** Entries provided **
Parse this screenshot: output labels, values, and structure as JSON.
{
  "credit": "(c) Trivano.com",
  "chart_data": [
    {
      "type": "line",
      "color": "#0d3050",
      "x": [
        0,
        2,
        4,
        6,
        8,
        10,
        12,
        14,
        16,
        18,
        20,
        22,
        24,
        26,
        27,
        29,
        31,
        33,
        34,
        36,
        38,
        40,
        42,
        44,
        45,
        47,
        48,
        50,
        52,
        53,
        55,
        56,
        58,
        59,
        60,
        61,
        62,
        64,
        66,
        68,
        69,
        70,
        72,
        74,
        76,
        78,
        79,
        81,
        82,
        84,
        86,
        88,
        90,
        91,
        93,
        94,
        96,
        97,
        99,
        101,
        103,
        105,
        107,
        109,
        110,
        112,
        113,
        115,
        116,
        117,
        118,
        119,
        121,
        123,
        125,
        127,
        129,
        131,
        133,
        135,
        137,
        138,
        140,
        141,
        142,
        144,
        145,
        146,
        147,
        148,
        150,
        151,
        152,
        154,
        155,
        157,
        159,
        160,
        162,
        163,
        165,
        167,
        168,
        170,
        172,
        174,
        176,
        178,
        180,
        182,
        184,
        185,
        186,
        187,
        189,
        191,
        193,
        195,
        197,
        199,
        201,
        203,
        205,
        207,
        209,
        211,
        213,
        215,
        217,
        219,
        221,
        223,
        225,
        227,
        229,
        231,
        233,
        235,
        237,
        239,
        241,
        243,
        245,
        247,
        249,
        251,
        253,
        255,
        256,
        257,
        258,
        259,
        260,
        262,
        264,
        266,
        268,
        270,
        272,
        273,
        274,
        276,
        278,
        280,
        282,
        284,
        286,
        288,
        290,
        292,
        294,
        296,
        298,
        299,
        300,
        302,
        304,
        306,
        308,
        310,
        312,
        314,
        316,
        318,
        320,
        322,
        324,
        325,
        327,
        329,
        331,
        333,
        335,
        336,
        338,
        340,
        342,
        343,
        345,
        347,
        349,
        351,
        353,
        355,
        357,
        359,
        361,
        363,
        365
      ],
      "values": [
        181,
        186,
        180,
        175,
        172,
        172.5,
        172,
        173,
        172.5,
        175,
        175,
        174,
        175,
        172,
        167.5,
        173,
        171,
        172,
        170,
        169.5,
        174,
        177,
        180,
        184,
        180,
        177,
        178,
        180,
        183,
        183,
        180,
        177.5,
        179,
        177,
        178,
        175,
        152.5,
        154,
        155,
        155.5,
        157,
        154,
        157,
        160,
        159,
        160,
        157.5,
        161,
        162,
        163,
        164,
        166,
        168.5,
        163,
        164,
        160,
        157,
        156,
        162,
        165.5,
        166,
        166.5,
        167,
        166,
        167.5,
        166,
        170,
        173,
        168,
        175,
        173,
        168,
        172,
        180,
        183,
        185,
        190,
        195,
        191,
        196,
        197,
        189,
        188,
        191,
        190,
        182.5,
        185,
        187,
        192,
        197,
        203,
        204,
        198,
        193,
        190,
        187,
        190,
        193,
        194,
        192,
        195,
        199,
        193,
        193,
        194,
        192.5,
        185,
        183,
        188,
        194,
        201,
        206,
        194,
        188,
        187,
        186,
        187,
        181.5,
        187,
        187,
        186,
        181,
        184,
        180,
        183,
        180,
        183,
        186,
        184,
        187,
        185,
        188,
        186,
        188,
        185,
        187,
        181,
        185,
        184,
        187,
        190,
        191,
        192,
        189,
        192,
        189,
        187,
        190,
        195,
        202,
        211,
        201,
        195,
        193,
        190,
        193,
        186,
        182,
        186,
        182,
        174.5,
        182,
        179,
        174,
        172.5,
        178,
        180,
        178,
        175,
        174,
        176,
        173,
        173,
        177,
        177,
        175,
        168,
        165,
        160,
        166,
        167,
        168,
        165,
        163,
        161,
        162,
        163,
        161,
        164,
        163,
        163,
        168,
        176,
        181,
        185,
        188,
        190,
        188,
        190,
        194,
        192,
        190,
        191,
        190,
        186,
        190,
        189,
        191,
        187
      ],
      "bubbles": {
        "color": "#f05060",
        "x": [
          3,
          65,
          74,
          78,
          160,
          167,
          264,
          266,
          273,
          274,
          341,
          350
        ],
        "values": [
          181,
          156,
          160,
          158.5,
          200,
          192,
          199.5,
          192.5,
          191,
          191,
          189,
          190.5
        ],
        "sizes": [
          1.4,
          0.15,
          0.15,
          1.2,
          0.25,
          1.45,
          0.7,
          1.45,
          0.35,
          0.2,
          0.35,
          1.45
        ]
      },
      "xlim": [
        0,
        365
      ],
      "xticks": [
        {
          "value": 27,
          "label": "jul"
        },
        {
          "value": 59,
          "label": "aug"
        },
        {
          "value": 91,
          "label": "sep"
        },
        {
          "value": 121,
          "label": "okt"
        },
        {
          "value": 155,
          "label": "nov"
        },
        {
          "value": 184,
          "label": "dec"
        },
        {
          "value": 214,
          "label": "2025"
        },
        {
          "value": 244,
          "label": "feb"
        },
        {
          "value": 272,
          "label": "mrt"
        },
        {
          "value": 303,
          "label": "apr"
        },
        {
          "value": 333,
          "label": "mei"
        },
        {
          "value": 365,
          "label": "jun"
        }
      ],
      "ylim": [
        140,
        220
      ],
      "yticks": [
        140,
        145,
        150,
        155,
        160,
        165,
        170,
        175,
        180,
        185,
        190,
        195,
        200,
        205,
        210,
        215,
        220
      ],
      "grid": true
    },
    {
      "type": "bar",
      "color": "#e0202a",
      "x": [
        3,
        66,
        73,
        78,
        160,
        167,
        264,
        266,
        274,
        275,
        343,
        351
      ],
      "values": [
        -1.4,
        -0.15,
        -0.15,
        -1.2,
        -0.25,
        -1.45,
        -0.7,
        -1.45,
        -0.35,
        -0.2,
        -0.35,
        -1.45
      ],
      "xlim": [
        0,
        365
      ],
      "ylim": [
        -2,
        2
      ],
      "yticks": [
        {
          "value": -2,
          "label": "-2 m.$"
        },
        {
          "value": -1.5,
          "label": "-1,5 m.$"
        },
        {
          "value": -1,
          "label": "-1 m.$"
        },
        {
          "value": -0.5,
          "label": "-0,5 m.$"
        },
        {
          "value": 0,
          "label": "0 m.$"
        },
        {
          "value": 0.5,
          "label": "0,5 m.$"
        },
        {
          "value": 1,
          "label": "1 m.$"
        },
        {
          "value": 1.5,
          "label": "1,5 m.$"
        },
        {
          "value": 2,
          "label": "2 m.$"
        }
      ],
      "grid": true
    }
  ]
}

** Exercise brief **
Provide all the records again, word for word.

** Response to this exercise **
Parse this screenshot: output labels, values, and structure as JSON.
{
  "credit": "(c) Trivano.com",
  "chart_data": [
    {
      "type": "line",
      "color": "#0d3050",
      "x": [
        0,
        2,
        4,
        6,
        8,
        10,
        12,
        14,
        16,
        18,
        20,
        22,
        24,
        26,
        27,
        29,
        31,
        33,
        34,
        36,
        38,
        40,
        42,
        44,
        45,
        47,
        48,
        50,
        52,
        53,
        55,
        56,
        58,
        59,
        60,
        61,
        62,
        64,
        66,
        68,
        69,
        70,
        72,
        74,
        76,
        78,
        79,
        81,
        82,
        84,
        86,
        88,
        90,
        91,
        93,
        94,
        96,
        97,
        99,
        101,
        103,
        105,
        107,
        109,
        110,
        112,
        113,
        115,
        116,
        117,
        118,
        119,
        121,
        123,
        125,
        127,
        129,
        131,
        133,
        135,
        137,
        138,
        140,
        141,
        142,
        144,
        145,
        146,
        147,
        148,
        150,
        151,
        152,
        154,
        155,
        157,
        159,
        160,
        162,
        163,
        165,
        167,
        168,
        170,
        172,
        174,
        176,
        178,
        180,
        182,
        184,
        185,
        186,
        187,
        189,
        191,
        193,
        195,
        197,
        199,
        201,
        203,
        205,
        207,
        209,
        211,
        213,
        215,
        217,
        219,
        221,
        223,
        225,
        227,
        229,
        231,
        233,
        235,
        237,
        239,
        241,
        243,
        245,
        247,
        249,
        251,
        253,
        255,
        256,
        257,
        258,
        259,
        260,
        262,
        264,
        266,
        268,
        270,
        272,
        273,
        274,
        276,
        278,
        280,
        282,
        284,
        286,
        288,
        290,
        292,
        294,
        296,
        298,
        299,
        300,
        302,
        304,
        306,
        308,
        310,
        312,
        314,
        316,
        318,
        320,
        322,
        324,
        325,
        327,
        329,
        331,
        333,
        335,
        336,
        338,
        340,
        342,
        343,
        345,
        347,
        349,
        351,
        353,
        355,
        357,
        359,
        361,
        363,
        365
      ],
      "values": [
        181,
        186,
        180,
        175,
        172,
        172.5,
        172,
        173,
        172.5,
        175,
        175,
        174,
        175,
        172,
        167.5,
        173,
        171,
        172,
        170,
        169.5,
        174,
        177,
        180,
        184,
        180,
        177,
        178,
        180,
        183,
        183,
        180,
        177.5,
        179,
        177,
        178,
        175,
        152.5,
        154,
        155,
        155.5,
        157,
        154,
        157,
        160,
        159,
        160,
        157.5,
        161,
        162,
        163,
        164,
        166,
        168.5,
        163,
        164,
        160,
        157,
        156,
        162,
        165.5,
        166,
        166.5,
        167,
        166,
        167.5,
        166,
        170,
        173,
        168,
        175,
        173,
        168,
        172,
        180,
        183,
        185,
        190,
        195,
        191,
        196,
        197,
        189,
        188,
        191,
        190,
        182.5,
        185,
        187,
        192,
        197,
        203,
        204,
        198,
        193,
        190,
        187,
        190,
        193,
        194,
        192,
        195,
        199,
        193,
        193,
        194,
        192.5,
        185,
        183,
        188,
        194,
        201,
        206,
        194,
        188,
        187,
        186,
        187,
        181.5,
        187,
        187,
        186,
        181,
        184,
        180,
        183,
        180,
        183,
        186,
        184,
        187,
        185,
        188,
        186,
        188,
        185,
        187,
        181,
        185,
        184,
        187,
        190,
        191,
        192,
        189,
        192,
        189,
        187,
        190,
        195,
        202,
        211,
        201,
        195,
        193,
        190,
        193,
        186,
        182,
        186,
        182,
        174.5,
        182,
        179,
        174,
        172.5,
        178,
        180,
        178,
        175,
        174,
        176,
        173,
        173,
        177,
        177,
        175,
        168,
        165,
        160,
        166,
        167,
        168,
        165,
        163,
        161,
        162,
        163,
        161,
        164,
        163,
        163,
        168,
        176,
        181,
        185,
        188,
        190,
        188,
        190,
        194,
        192,
        190,
        191,
        190,
        186,
        190,
        189,
        191,
        187
      ],
      "bubbles": {
        "color": "#f05060",
        "x": [
          3,
          65,
          74,
          78,
          160,
          167,
          264,
          266,
          273,
          274,
          341,
          350
        ],
        "values": [
          181,
          156,
          160,
          158.5,
          200,
          192,
          199.5,
          192.5,
          191,
          191,
          189,
          190.5
        ],
        "sizes": [
          1.4,
          0.15,
          0.15,
          1.2,
          0.25,
          1.45,
          0.7,
          1.45,
          0.35,
          0.2,
          0.35,
          1.45
        ]
      },
      "xlim": [
        0,
        365
      ],
      "xticks": [
        {
          "value": 27,
          "label": "jul"
        },
        {
          "value": 59,
          "label": "aug"
        },
        {
          "value": 91,
          "label": "sep"
        },
        {
          "value": 121,
          "label": "okt"
        },
        {
          "value": 155,
          "label": "nov"
        },
        {
          "value": 184,
          "label": "dec"
        },
        {
          "value": 214,
          "label": "2025"
        },
        {
          "value": 244,
          "label": "feb"
        },
        {
          "value": 272,
          "label": "mrt"
        },
        {
          "value": 303,
          "label": "apr"
        },
        {
          "value": 333,
          "label": "mei"
        },
        {
          "value": 365,
          "label": "jun"
        }
      ],
      "ylim": [
        140,
        220
      ],
      "yticks": [
        140,
        145,
        150,
        155,
        160,
        165,
        170,
        175,
        180,
        185,
        190,
        195,
        200,
        205,
        210,
        215,
        220
      ],
      "grid": true
    },
    {
      "type": "bar",
      "color": "#e0202a",
      "x": [
        3,
        66,
        73,
        78,
        160,
        167,
        264,
        266,
        274,
        275,
        343,
        351
      ],
      "values": [
        -1.4,
        -0.15,
        -0.15,
        -1.2,
        -0.25,
        -1.45,
        -0.7,
        -1.45,
        -0.35,
        -0.2,
        -0.35,
        -1.45
      ],
      "xlim": [
        0,
        365
      ],
      "ylim": [
        -2,
        2
      ],
      "yticks": [
        {
          "value": -2,
          "label": "-2 m.$"
        },
        {
          "value": -1.5,
          "label": "-1,5 m.$"
        },
        {
          "value": -1,
          "label": "-1 m.$"
        },
        {
          "value": -0.5,
          "label": "-0,5 m.$"
        },
        {
          "value": 0,
          "label": "0 m.$"
        },
        {
          "value": 0.5,
          "label": "0,5 m.$"
        },
        {
          "value": 1,
          "label": "1 m.$"
        },
        {
          "value": 1.5,
          "label": "1,5 m.$"
        },
        {
          "value": 2,
          "label": "2 m.$"
        }
      ],
      "grid": true
    }
  ]
}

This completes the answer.